___ Record set

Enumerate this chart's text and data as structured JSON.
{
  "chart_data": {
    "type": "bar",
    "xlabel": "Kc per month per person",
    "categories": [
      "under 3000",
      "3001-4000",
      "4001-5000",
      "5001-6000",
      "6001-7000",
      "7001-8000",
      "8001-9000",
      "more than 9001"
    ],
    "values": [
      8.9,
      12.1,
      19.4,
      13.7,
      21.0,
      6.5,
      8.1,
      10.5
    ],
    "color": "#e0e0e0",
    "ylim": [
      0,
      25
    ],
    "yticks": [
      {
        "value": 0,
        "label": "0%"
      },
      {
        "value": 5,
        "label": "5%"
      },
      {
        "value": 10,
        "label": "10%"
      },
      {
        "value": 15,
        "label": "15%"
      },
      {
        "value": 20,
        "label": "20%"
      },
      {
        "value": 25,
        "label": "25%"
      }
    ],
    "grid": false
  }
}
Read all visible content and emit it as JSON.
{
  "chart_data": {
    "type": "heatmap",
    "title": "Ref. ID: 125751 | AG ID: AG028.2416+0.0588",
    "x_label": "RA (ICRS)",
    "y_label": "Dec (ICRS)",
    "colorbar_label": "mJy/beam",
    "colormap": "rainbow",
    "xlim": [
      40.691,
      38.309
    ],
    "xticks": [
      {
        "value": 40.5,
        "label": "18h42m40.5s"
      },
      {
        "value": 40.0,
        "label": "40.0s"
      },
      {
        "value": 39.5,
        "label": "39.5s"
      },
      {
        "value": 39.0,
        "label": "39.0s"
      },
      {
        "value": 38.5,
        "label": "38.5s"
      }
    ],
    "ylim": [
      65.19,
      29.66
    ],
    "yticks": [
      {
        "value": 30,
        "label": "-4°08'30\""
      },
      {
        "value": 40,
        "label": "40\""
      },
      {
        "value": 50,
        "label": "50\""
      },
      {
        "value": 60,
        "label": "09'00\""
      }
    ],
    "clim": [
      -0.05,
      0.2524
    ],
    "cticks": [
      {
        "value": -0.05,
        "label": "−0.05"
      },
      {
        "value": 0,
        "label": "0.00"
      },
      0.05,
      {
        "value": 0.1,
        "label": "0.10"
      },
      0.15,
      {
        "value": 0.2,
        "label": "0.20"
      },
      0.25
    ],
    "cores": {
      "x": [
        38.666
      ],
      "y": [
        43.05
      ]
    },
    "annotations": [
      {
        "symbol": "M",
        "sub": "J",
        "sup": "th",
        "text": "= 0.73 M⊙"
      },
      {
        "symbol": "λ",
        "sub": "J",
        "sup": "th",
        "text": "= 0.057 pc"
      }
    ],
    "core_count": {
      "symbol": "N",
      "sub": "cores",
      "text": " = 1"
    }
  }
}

______

(What you have to do): Gather and copy every line of the data in which the string "JSON" is found.

(Result of the task):
Enumerate this chart's text and data as structured JSON.
Read all visible content and emit it as JSON.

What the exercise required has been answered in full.